(Records from a dataset)
┌────────

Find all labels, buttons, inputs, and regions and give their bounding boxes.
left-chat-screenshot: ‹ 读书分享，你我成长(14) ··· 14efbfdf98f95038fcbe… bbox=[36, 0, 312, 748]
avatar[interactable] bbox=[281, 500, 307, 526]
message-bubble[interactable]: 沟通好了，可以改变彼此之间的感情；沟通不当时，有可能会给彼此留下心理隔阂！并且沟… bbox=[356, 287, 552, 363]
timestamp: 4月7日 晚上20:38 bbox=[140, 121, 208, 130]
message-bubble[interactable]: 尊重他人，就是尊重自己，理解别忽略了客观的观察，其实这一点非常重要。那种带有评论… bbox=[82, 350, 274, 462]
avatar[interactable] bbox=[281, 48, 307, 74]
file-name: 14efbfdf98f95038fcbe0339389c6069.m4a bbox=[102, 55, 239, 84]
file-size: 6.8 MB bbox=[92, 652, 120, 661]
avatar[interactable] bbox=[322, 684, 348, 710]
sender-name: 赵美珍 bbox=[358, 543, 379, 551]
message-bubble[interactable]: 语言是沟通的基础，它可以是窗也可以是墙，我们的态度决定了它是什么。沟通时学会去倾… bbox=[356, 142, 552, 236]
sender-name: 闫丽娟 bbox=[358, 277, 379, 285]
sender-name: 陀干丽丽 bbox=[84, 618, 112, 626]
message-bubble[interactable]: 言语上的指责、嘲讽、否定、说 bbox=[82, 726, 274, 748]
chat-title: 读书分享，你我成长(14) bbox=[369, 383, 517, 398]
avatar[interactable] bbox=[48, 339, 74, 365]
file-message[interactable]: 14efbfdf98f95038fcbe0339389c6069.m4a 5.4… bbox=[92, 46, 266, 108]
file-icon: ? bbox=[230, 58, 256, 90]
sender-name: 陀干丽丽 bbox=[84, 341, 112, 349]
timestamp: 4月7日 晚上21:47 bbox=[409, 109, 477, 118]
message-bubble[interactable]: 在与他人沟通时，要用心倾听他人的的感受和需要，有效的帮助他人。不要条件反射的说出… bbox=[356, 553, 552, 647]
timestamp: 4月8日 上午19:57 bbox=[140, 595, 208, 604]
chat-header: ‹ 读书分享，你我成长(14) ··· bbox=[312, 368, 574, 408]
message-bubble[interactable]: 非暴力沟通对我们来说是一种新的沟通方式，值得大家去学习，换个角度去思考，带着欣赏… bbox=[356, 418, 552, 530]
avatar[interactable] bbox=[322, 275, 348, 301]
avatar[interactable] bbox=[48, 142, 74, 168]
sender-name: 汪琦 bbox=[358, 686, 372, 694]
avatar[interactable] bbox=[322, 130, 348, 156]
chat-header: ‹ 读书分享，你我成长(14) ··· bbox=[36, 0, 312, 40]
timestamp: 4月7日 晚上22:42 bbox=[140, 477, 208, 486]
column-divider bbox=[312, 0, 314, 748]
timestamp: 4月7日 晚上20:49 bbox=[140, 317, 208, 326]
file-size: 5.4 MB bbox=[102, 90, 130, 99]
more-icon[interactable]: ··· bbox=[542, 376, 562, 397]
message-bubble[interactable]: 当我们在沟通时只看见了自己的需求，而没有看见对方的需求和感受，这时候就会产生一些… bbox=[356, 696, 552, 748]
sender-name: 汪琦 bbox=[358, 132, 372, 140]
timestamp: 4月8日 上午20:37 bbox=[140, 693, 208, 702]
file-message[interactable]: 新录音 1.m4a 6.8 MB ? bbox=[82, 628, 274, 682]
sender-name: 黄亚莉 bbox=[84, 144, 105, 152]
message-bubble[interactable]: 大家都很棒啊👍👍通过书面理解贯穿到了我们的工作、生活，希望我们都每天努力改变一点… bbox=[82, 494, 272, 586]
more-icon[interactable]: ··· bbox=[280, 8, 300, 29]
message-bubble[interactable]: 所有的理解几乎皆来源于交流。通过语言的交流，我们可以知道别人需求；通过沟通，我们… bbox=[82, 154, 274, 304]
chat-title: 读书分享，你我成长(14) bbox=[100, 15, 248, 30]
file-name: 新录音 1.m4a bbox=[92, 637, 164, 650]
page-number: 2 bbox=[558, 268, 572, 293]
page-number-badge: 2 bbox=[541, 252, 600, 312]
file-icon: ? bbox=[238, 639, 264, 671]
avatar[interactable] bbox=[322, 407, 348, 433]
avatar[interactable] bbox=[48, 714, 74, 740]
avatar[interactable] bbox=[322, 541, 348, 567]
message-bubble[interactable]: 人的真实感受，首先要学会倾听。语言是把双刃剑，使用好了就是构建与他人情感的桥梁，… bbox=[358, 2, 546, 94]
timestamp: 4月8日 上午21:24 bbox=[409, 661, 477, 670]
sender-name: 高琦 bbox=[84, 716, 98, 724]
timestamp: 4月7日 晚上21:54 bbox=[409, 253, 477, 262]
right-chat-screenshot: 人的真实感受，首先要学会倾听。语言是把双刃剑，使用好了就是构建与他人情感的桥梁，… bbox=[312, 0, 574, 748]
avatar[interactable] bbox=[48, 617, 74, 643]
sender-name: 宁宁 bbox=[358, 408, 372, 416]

└────────

GIVEN TASK -
Identify each line in the material above that contains the string "file", and copy every one of those lines.

EXERCISE SOLUTION -
file-name: 14efbfdf98f95038fcbe0339389c6069.m4a bbox=[102, 55, 239, 84]
file-size: 6.8 MB bbox=[92, 652, 120, 661]
file-message[interactable]: 14efbfdf98f95038fcbe0339389c6069.m4a 5.4… bbox=[92, 46, 266, 108]
file-icon: ? bbox=[230, 58, 256, 90]
file-size: 5.4 MB bbox=[102, 90, 130, 99]
file-message[interactable]: 新录音 1.m4a 6.8 MB ? bbox=[82, 628, 274, 682]
file-name: 新录音 1.m4a bbox=[92, 637, 164, 650]
file-icon: ? bbox=[238, 639, 264, 671]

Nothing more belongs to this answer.